Directive
List all lines of the data containing the word "Categories".

Collected data entries
----
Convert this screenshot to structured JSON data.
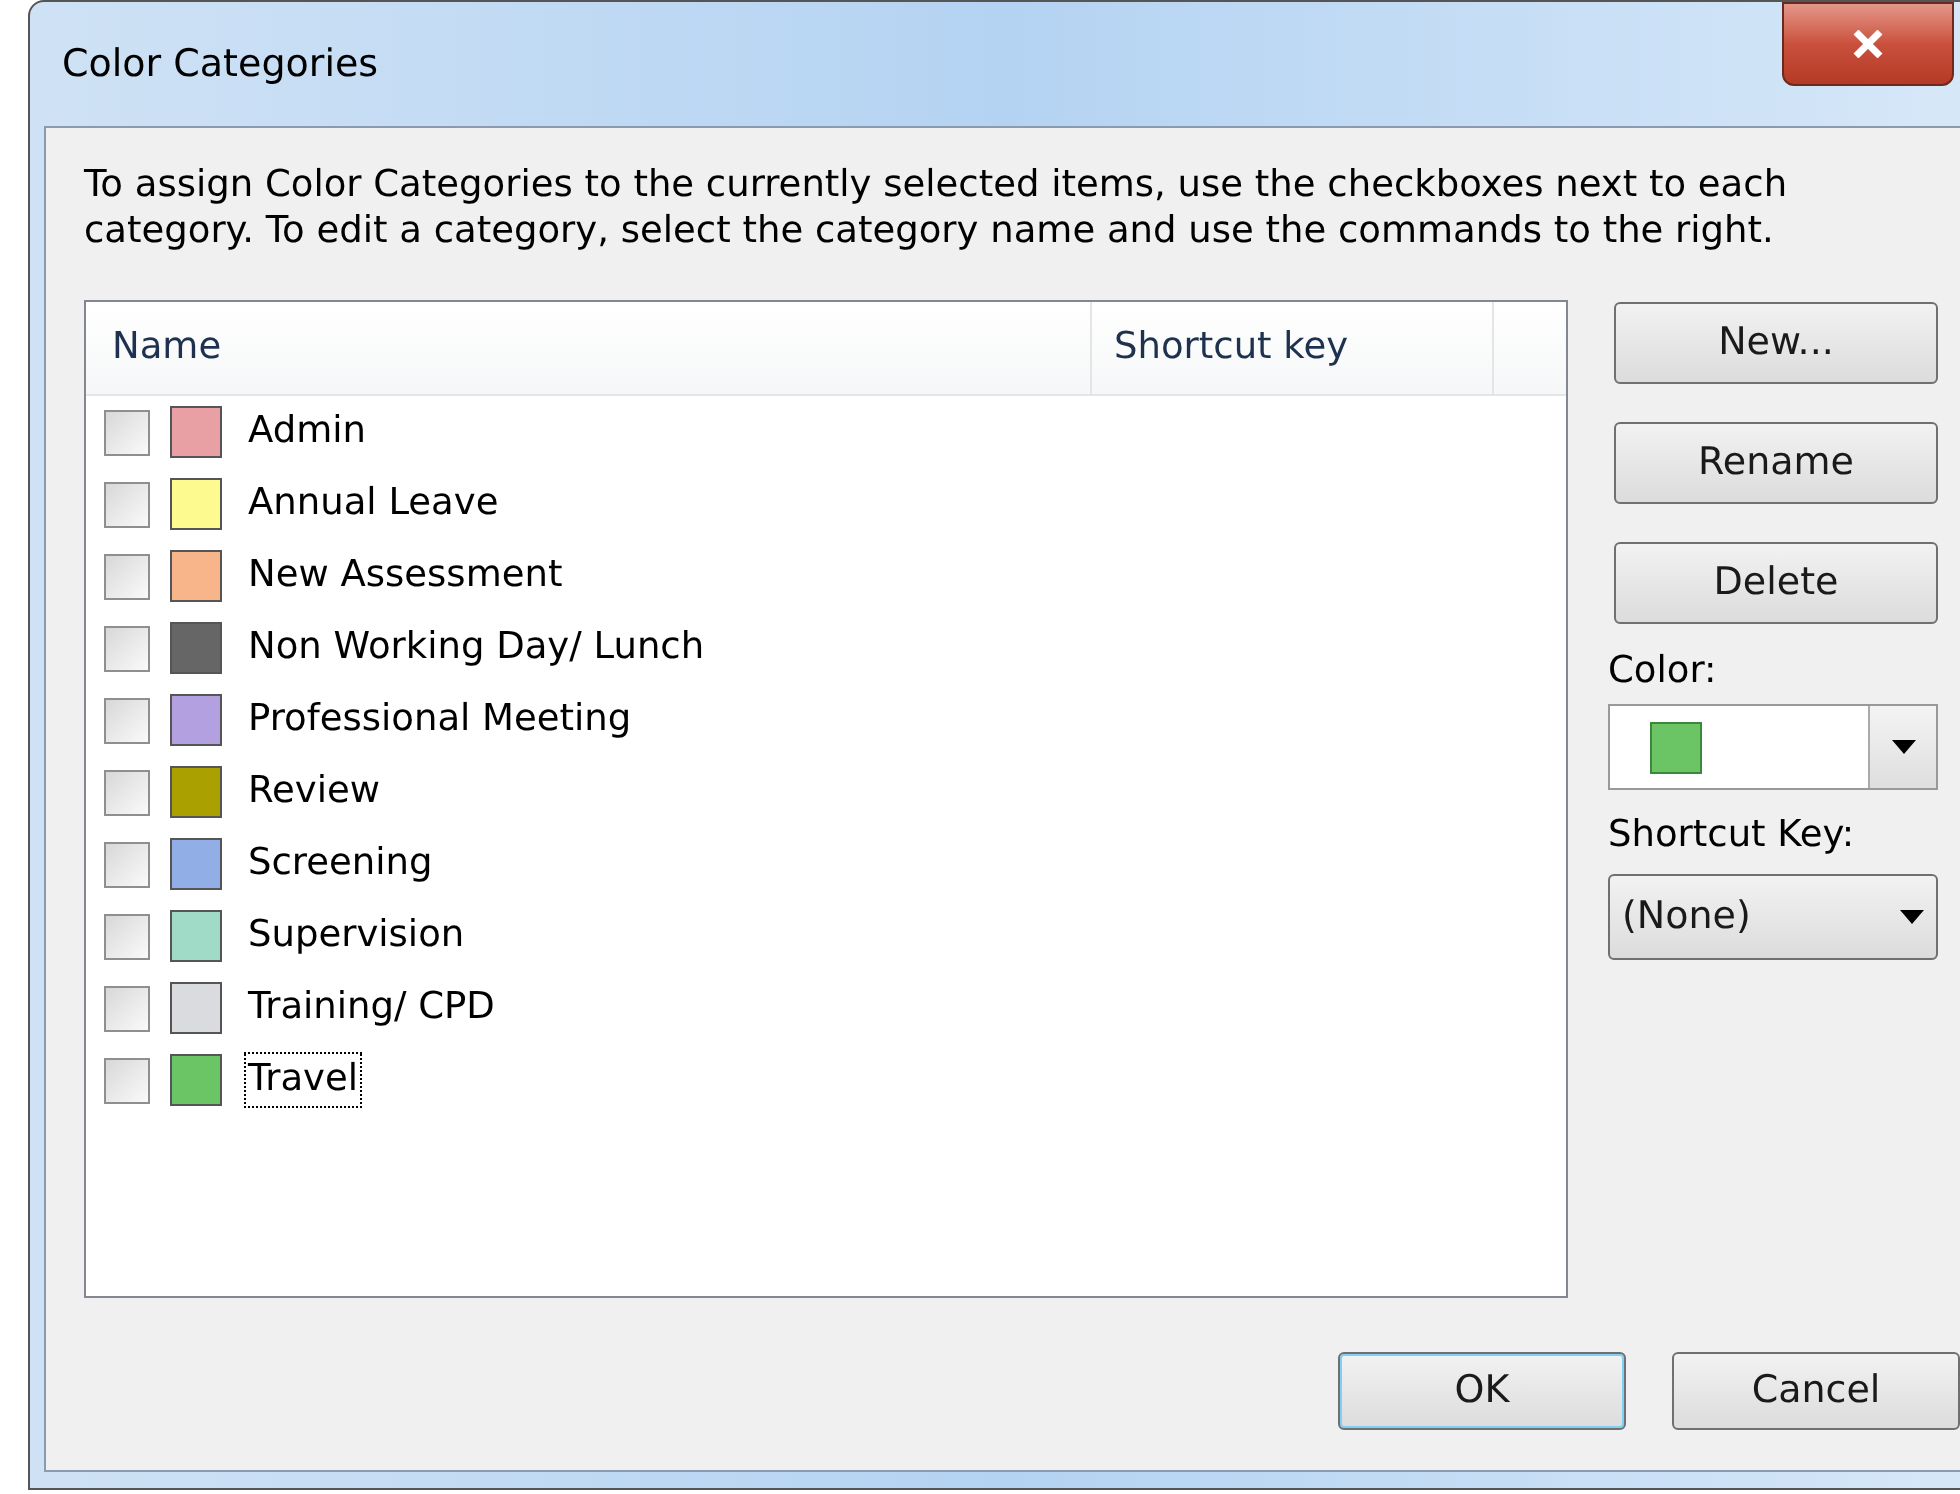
{
  "window": {
    "title": "Color Categories"
  },
  "instructions": "To assign Color Categories to the currently selected items, use the checkboxes next to each category.  To edit a category, select the category name and use the commands to the right.",
  "list": {
    "columns": [
      "Name",
      "Shortcut key"
    ],
    "items": [
      {
        "name": "Admin",
        "color": "#e8a0a4",
        "checked": false,
        "selected": false
      },
      {
        "name": "Annual Leave",
        "color": "#fdfa90",
        "checked": false,
        "selected": false
      },
      {
        "name": "New Assessment",
        "color": "#f7b589",
        "checked": false,
        "selected": false
      },
      {
        "name": "Non Working Day/ Lunch",
        "color": "#666666",
        "checked": false,
        "selected": false
      },
      {
        "name": "Professional Meeting",
        "color": "#b3a0e0",
        "checked": false,
        "selected": false
      },
      {
        "name": "Review",
        "color": "#aaa100",
        "checked": false,
        "selected": false
      },
      {
        "name": "Screening",
        "color": "#92aee6",
        "checked": false,
        "selected": false
      },
      {
        "name": "Supervision",
        "color": "#9fdbc7",
        "checked": false,
        "selected": false
      },
      {
        "name": "Training/ CPD",
        "color": "#dadbdf",
        "checked": false,
        "selected": false
      },
      {
        "name": "Travel",
        "color": "#6bc565",
        "checked": false,
        "selected": true
      }
    ]
  },
  "side_buttons": [
    "New...",
    "Rename",
    "Delete"
  ],
  "color_field": {
    "label": "Color:",
    "color": "#6bc565"
  },
  "shortcut_field": {
    "label": "Shortcut Key:",
    "value": "(None)"
  },
  "buttons": [
    {
      "label": "OK",
      "default": true
    },
    {
      "label": "Cancel",
      "default": false
    }
  ]
}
----
Correct output
    "title": "Color Categories"
  "instructions": "To assign Color Categories to the currently selected items, use the checkboxes next to each category.  To edit a category, select the category name and use the commands to the right.",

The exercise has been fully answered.